- TEXT TO READ:
----
Saturday, 19 December 2009

Of New Things and Old People :)

Hello ppl :)

M back home...n though initially I wasnt so keen on coming home after my xams...all is good now :) On paper toh I have so much of work to do :P shuru karne ko bore hota hai...n plus its december my fav months of the year so m happier!! :D :D gotta start on my documentary homework soon 2 ;) :P the biggest prob being that the lappy gets home only when dad reaches home(i.e. in the evenin!! :( :P ) khair...lets make the most..

Things have been changing around the usual way...last one week has been good :) I have this whole new inspiration/idea to write something..i hope i can pen it down...called 'The December Girl' ..kinda like the movie sweet november...jus that i m not dying :P Things are happenin too fast and time so bloody flies away!!Amazin how things were so still and quiet few days back in surat :) now its gear change time ;) but therez somethin I realise more and more as I get busier..that therez no substitute for true old good frenz :) wateva u do n howeva busier u get u can always count on them...n I m so darn lucky to have my fair share!! :D No matter what I do(or rather not do :P ) and where I end up...where i go and how many people come in and out(random chicks included :P ) I know(rather hope) these few will be along.. :) So to endless possibilities and the uncertainty that accmapanies...and to my dear frenz and the certainty that comes along ...CHEERS!! :D :D

Sunday, 13 December 2009

Timelessness

Hello folks,

End sems have ended. Last few days have been the most peaceful.I have been watching some amazing documentaries+lectures which have changed (yet again) the way I look at the world and myself in it.It is amazing what knowledge can do.There is this sense of constant unrest and turmoil (due to what I have learnt ova the last two days) as well a sense of quiet and timelessness, where I have just been floating from one day into another without any boundaries to them. In all of it I have realised that no where have I felt the need to do something(as in forced to like assignments and stuff) nor I have I felt the need to be anywhere else or be anyone else(which so often happens na) I love losing the count of days coz that means either you are super bored or depressed or that you are loving the times as they flow, and in my case it the seond one this tym(thank Lord :D ) I am not delirious (like I was in my ast blog :P ) neither am I sad...I just am.. :) which is so nice..
----
- RECORDED DATA:
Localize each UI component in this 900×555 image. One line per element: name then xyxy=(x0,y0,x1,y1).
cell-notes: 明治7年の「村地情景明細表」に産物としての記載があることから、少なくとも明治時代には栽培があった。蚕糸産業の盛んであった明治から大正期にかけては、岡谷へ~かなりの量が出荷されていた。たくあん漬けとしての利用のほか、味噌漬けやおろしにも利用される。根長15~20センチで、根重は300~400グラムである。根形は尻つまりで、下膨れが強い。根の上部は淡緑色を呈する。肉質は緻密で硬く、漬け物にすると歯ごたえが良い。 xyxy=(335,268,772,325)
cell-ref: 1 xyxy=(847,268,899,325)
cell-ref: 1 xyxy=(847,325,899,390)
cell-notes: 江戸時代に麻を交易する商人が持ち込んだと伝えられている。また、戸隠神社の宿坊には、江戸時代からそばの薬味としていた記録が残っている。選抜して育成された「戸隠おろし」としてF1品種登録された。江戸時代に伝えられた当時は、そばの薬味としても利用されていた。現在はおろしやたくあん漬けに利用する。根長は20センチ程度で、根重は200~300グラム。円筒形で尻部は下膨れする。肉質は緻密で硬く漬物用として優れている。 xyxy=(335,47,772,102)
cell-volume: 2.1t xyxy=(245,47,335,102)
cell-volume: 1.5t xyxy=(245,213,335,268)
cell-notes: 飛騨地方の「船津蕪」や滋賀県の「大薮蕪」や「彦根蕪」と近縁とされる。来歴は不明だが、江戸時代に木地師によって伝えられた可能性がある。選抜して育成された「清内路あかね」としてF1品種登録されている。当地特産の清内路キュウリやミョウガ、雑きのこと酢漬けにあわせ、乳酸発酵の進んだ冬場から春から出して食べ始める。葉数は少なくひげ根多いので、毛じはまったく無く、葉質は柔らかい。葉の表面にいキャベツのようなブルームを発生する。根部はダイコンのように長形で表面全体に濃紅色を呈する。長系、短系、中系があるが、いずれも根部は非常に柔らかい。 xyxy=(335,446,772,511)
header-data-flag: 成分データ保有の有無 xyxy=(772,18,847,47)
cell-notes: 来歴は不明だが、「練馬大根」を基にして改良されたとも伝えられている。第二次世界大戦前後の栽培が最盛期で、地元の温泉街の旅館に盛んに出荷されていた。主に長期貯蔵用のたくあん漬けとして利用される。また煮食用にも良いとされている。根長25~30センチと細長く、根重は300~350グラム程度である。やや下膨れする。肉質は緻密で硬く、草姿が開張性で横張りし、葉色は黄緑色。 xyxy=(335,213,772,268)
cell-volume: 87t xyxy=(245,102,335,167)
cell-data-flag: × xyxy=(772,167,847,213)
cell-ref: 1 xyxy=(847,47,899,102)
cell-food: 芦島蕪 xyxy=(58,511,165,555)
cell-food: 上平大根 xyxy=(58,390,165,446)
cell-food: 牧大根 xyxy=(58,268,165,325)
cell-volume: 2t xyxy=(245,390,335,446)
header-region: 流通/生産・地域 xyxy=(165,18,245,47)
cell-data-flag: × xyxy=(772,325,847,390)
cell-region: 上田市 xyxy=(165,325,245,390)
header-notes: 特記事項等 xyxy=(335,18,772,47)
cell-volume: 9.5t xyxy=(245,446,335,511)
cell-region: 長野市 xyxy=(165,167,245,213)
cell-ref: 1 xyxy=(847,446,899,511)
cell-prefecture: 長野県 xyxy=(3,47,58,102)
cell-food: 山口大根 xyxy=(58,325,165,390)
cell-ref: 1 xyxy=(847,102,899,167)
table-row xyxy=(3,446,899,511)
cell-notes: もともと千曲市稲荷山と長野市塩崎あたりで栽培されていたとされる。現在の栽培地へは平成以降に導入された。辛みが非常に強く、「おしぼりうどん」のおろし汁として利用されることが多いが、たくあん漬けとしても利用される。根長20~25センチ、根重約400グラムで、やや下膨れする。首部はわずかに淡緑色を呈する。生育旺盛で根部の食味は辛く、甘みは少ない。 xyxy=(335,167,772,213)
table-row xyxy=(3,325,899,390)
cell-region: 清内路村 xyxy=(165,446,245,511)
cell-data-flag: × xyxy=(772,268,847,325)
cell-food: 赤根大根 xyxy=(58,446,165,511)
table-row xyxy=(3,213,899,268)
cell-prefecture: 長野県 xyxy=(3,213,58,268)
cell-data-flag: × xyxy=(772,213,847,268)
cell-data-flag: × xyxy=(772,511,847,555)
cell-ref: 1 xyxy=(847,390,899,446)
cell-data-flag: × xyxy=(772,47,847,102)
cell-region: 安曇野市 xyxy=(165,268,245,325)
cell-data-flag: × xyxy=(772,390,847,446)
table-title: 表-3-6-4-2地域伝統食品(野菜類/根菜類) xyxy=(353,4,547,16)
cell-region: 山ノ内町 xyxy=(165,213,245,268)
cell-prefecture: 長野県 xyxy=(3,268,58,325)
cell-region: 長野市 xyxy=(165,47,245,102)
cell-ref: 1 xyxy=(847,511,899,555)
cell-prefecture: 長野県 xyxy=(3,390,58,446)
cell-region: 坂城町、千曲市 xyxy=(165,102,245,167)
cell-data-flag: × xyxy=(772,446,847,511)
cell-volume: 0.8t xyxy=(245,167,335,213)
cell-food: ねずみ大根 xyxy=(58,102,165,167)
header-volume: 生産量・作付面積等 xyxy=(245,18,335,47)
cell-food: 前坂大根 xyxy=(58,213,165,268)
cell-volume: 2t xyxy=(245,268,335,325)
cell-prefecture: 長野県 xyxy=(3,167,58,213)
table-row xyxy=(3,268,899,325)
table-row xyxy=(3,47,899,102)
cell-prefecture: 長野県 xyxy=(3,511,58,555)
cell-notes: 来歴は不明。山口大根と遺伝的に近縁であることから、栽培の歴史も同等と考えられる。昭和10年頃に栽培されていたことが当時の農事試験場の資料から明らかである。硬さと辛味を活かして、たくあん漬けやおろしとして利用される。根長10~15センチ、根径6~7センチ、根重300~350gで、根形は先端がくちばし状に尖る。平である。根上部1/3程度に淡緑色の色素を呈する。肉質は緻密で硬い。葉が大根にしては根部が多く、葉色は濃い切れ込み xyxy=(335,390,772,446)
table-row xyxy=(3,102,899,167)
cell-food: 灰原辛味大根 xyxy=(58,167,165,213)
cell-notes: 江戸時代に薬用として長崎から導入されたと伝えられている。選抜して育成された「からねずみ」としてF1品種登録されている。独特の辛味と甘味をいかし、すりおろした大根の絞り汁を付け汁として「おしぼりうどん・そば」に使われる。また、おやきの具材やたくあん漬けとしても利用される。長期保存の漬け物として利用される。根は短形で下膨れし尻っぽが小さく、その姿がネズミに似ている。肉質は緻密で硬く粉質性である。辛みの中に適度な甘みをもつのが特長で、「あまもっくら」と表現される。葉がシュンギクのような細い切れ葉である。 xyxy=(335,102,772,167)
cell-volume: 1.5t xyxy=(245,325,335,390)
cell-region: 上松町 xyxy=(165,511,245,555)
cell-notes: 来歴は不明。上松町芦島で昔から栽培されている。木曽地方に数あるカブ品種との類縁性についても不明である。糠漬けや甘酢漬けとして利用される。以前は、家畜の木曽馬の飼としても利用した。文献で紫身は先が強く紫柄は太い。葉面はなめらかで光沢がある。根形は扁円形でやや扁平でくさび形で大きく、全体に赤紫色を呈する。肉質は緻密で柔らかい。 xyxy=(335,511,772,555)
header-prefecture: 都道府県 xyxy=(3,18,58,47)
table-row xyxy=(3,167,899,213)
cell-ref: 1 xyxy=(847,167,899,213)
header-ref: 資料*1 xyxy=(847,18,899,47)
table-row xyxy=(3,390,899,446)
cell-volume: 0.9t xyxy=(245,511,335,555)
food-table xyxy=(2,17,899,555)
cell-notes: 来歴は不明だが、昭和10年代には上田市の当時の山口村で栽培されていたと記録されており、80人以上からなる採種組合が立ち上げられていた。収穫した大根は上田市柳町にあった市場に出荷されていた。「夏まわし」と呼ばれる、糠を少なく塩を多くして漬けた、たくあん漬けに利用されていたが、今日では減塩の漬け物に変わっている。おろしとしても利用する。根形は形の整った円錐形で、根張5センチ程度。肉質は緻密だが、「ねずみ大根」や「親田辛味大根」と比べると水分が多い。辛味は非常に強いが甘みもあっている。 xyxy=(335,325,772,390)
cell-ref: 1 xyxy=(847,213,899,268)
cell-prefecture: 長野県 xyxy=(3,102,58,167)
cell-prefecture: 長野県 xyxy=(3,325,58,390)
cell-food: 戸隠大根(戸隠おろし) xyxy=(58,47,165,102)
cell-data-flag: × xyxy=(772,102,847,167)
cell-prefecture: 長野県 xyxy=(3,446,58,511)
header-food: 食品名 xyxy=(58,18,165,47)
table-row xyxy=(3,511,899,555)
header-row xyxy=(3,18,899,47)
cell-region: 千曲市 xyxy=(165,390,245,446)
----
- EXERCISE INSTRUCTIONS:
a: In the blog, which reasons does the writer give for losing count of days in the post "Timelessness"?
b: Can you extend the blog past its final line, "which is so nice.."?

- RESULTS OF THE TASKS:
a: Being super bored, being depressed, or loving the times as they flow.

b:
The hostel has been very quite too for last two days...either people are out doing tp or they have gone for their JMET test to B'bay or Ahmedabad or are at the LnT placement test in campus. My friends are getting placed finally and its such a relief to see them relieved. There is a place for everyone somewhere...matter of time before they find it :) As for me I have decided not to sit for any IT/software company...wait for some company which I wanna work in or better still not take a job at all!! :D And its definitely not a MBA now...nor do I plan to go abroad to study immediately...Just take some time off and let myself be.

Ideally I wanna go to a few places (Nepal,Kerala,Jaipur,Jodhpur, north east,etc. The list keeps growing :P ) and read a lot of books...The list of my 'to-read's has been growing for months now and I cant remem the last book I read :( Also therez this long list of subjects that I wanna find out more about. In between all this I have to find some job (any money paying activity basically :P ) of my interest...which is no mean feat(people who know how fussy and selective I am will agree with me ;) :P )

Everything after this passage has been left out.